* _Problem details_:
Please write the listing below out again exactly, leaving every picture behind.

* _Entries shown_:
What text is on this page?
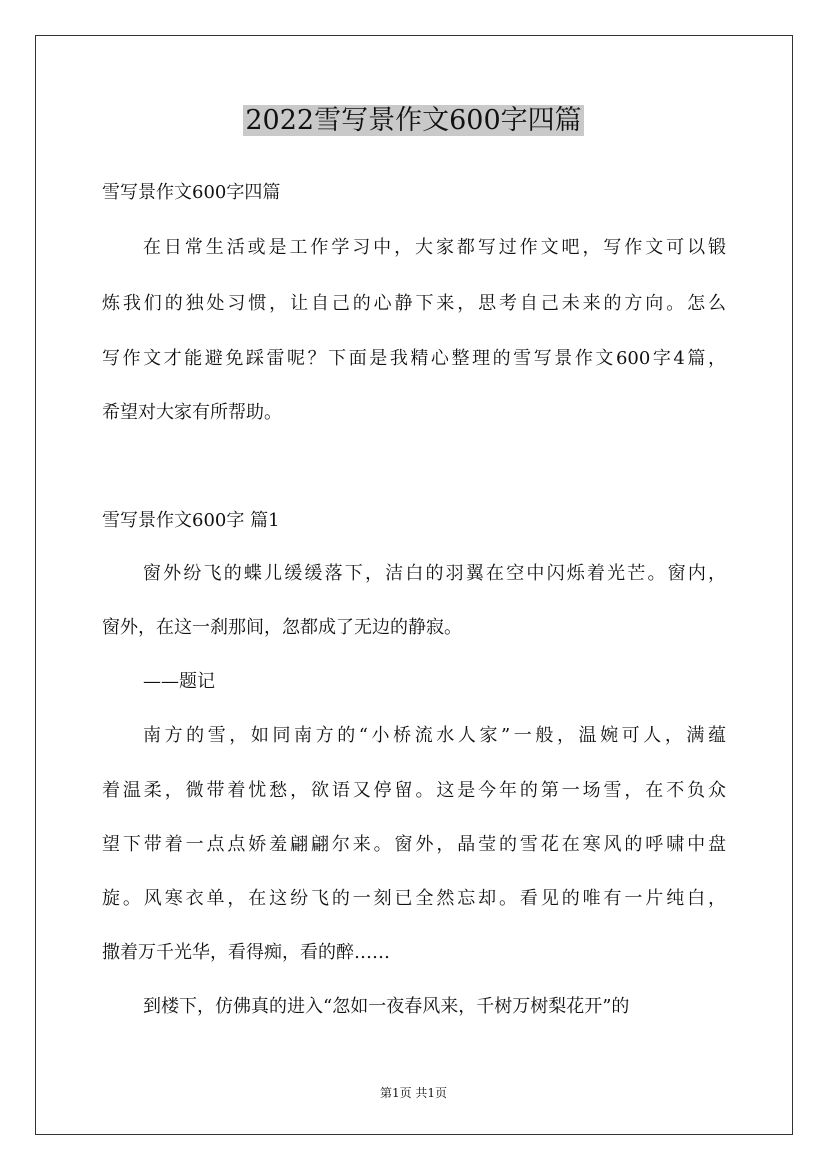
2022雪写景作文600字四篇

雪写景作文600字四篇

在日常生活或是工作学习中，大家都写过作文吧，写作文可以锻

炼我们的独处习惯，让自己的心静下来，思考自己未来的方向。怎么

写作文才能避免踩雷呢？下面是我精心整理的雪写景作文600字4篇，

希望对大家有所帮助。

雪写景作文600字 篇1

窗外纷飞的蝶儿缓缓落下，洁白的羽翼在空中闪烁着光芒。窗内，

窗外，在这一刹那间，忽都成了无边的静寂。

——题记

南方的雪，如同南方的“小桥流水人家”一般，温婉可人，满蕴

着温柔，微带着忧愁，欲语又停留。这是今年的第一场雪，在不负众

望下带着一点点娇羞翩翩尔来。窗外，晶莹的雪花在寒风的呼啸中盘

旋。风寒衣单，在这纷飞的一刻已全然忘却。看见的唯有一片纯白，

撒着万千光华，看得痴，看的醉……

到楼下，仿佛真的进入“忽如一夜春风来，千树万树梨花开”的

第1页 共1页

* _Task solution_:
What text is on this page?
2022雪写景作文600字四篇

雪写景作文600字四篇

在日常生活或是工作学习中，大家都写过作文吧，写作文可以锻

炼我们的独处习惯，让自己的心静下来，思考自己未来的方向。怎么

写作文才能避免踩雷呢？下面是我精心整理的雪写景作文600字4篇，

希望对大家有所帮助。

雪写景作文600字 篇1

窗外纷飞的蝶儿缓缓落下，洁白的羽翼在空中闪烁着光芒。窗内，

窗外，在这一刹那间，忽都成了无边的静寂。

——题记

南方的雪，如同南方的“小桥流水人家”一般，温婉可人，满蕴

着温柔，微带着忧愁，欲语又停留。这是今年的第一场雪，在不负众

望下带着一点点娇羞翩翩尔来。窗外，晶莹的雪花在寒风的呼啸中盘

旋。风寒衣单，在这纷飞的一刻已全然忘却。看见的唯有一片纯白，

撒着万千光华，看得痴，看的醉……

到楼下，仿佛真的进入“忽如一夜春风来，千树万树梨花开”的

第1页 共1页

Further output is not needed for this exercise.